# Request:
Display each line of the listing below that contains the string "region". Case counts.

# Task input:
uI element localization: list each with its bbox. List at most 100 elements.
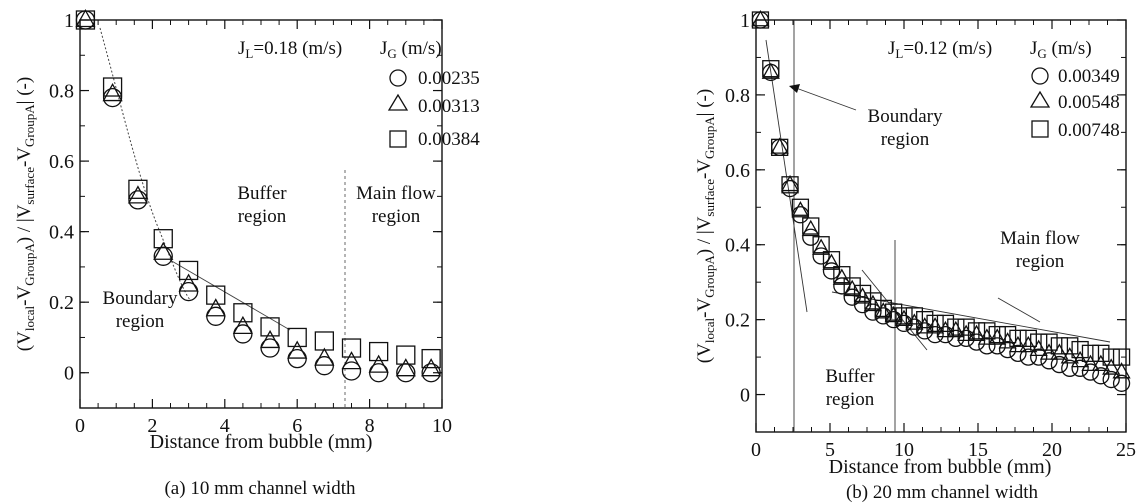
data-point-triangle — [770, 137, 789, 154]
data-point-square — [1030, 333, 1048, 351]
y-tick-label: 0.4 — [725, 235, 750, 257]
data-point-triangle — [915, 317, 934, 334]
data-point-triangle — [153, 241, 174, 260]
data-point-square — [905, 307, 924, 325]
data-point-square — [1112, 348, 1131, 366]
main-flow-region-label: region — [1016, 251, 1065, 272]
data-point-circle — [153, 246, 173, 266]
data-point-circle — [1071, 359, 1089, 377]
data-point-circle — [998, 340, 1017, 359]
data-point-triangle — [259, 329, 281, 349]
main-flow-region-label: Main flow — [1000, 228, 1080, 249]
x-tick-label: 15 — [968, 439, 988, 461]
data-point-square — [1102, 348, 1120, 366]
data-point-square — [884, 303, 903, 321]
data-point-circle — [1112, 374, 1131, 392]
data-point-circle — [967, 333, 986, 351]
y-tick-label: 0 — [740, 385, 750, 407]
data-point-square — [1040, 333, 1058, 351]
data-point-triangle — [102, 83, 123, 102]
data-point-circle — [1061, 359, 1079, 377]
main-flow-region-label: Main flow — [356, 183, 436, 204]
data-point-square — [988, 325, 1006, 344]
data-markers — [751, 10, 1131, 392]
data-point-square — [967, 322, 986, 340]
data-point-square — [947, 318, 965, 336]
figure-caption: (b) 20 mm channel width — [846, 482, 1039, 503]
data-point-square — [421, 348, 441, 369]
x-tick-labels: 0 2 4 6 8 10 — [75, 415, 452, 437]
data-point-triangle — [894, 309, 914, 327]
data-point-square — [833, 266, 851, 284]
data-point-triangle — [127, 185, 149, 204]
y-tick-label: 1 — [64, 10, 74, 32]
data-point-circle — [128, 190, 148, 210]
legend-circle-marker — [389, 69, 407, 87]
data-point-circle — [781, 179, 799, 198]
y-tick-label: 0.8 — [49, 81, 74, 103]
buffer-region-label: Buffer — [825, 366, 875, 387]
data-point-triangle — [232, 315, 254, 335]
data-point-triangle — [1081, 354, 1100, 371]
boundary-trend-curve — [99, 27, 191, 301]
x-axis-label: Distance from bubble (mm) — [150, 431, 373, 453]
data-point-square — [926, 314, 944, 333]
data-point-triangle — [751, 10, 770, 27]
tick-marks — [79, 19, 443, 409]
y-axis-label: (Vlocal-VGroupA) / |Vsurface-VGroupA| (-… — [14, 77, 37, 351]
data-point-circle — [396, 363, 416, 383]
data-point-square — [781, 176, 799, 194]
data-point-triangle — [874, 302, 893, 319]
liquid-velocity-label: JL=0.18 (m/s) — [238, 38, 342, 61]
legend: JL=0.18 (m/s) JG (m/s) 0.00235 0.00313 0… — [238, 38, 480, 150]
data-point-triangle — [1112, 362, 1131, 379]
data-point-circle — [926, 325, 944, 344]
data-point-square — [916, 310, 934, 329]
chart-panel-b: 0 5 10 15 20 25 0 0.2 0.4 0.6 0.8 1 JL=0.12 (m/s) … — [694, 10, 1136, 503]
data-point-triangle — [1071, 350, 1090, 368]
data-point-square — [153, 229, 173, 249]
data-point-square — [802, 217, 820, 235]
data-point-square — [128, 179, 148, 199]
legend-entry-label: 0.00235 — [418, 68, 480, 89]
x-axis-label: Distance from bubble (mm) — [829, 456, 1052, 478]
data-point-circle — [947, 329, 965, 348]
data-point-circle — [822, 262, 841, 280]
boundary-region-label: region — [116, 311, 165, 332]
buffer-region-label: Buffer — [237, 183, 287, 204]
legend-entry-label: 0.00384 — [418, 129, 480, 150]
data-point-square — [206, 285, 226, 305]
data-point-circle — [421, 363, 441, 383]
boundary-trend-line — [765, 39, 808, 313]
data-point-circle — [1019, 348, 1037, 366]
data-point-square — [341, 338, 362, 358]
data-point-triangle — [988, 328, 1007, 345]
y-tick-labels: 0 0.2 0.4 0.6 0.8 1 — [725, 10, 750, 407]
region-annotations: Buffer region Main flow region Boundary … — [103, 183, 437, 332]
data-point-triangle — [368, 354, 389, 373]
data-point-triangle — [822, 253, 841, 270]
boundary-region-label: Boundary — [103, 288, 178, 309]
y-tick-label: 1 — [740, 10, 750, 32]
data-point-triangle — [843, 279, 862, 297]
x-tick-label: 20 — [1042, 439, 1062, 461]
data-point-square — [791, 198, 810, 216]
data-point-square — [812, 236, 830, 254]
data-point-circle — [1081, 363, 1100, 381]
data-point-triangle — [812, 238, 831, 255]
gas-velocity-header: JG (m/s) — [380, 38, 442, 61]
x-tick-label: 0 — [751, 439, 761, 461]
data-point-triangle — [341, 351, 362, 370]
data-point-triangle — [1019, 335, 1038, 353]
data-point-triangle — [801, 219, 820, 237]
region-annotations: Boundary region Main flow region Buffer … — [825, 106, 1080, 410]
main-flow-pointer-line — [997, 297, 1041, 323]
data-point-circle — [978, 337, 996, 355]
data-point-circle — [1040, 352, 1058, 370]
data-point-triangle — [905, 313, 924, 330]
data-point-triangle — [395, 358, 416, 377]
y-tick-label: 0.2 — [725, 310, 750, 332]
y-tick-label: 0.6 — [49, 151, 74, 173]
y-tick-label: 0.6 — [725, 160, 750, 182]
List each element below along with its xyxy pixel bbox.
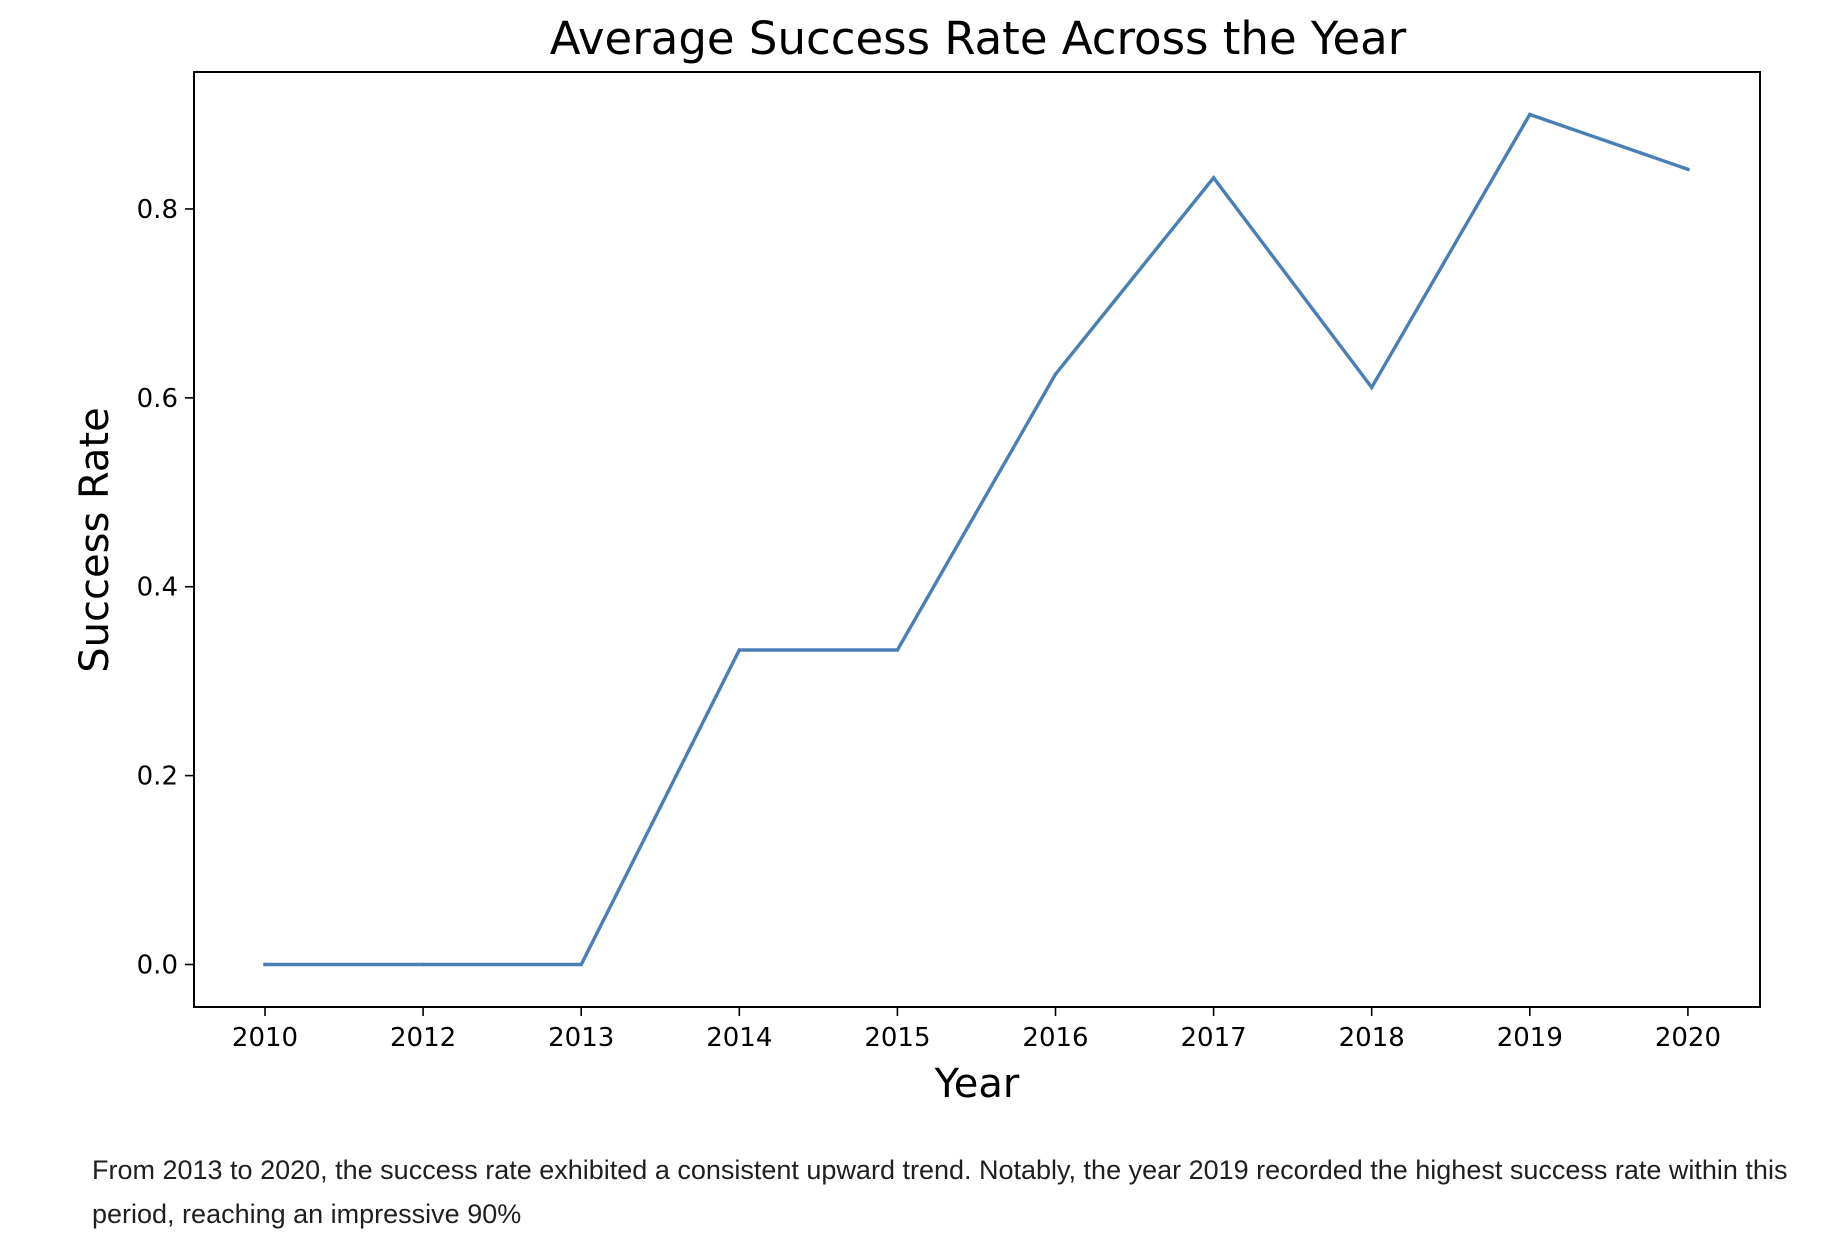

# The completed task:
main-flow-region-label: region — [1016, 251, 1065, 272]
main-flow-region-label: Main flow — [1000, 228, 1080, 249]
main-flow-region-label: Main flow — [356, 183, 436, 204]
buffer-region-label: Buffer — [825, 366, 875, 387]
boundary-region-label: region — [116, 311, 165, 332]
buffer-region-label: Buffer — [237, 183, 287, 204]
region-annotations: Buffer region Main flow region Boundary … — [103, 183, 437, 332]
boundary-region-label: Boundary — [103, 288, 178, 309]
region-annotations: Boundary region Main flow region Buffer … — [825, 106, 1080, 410]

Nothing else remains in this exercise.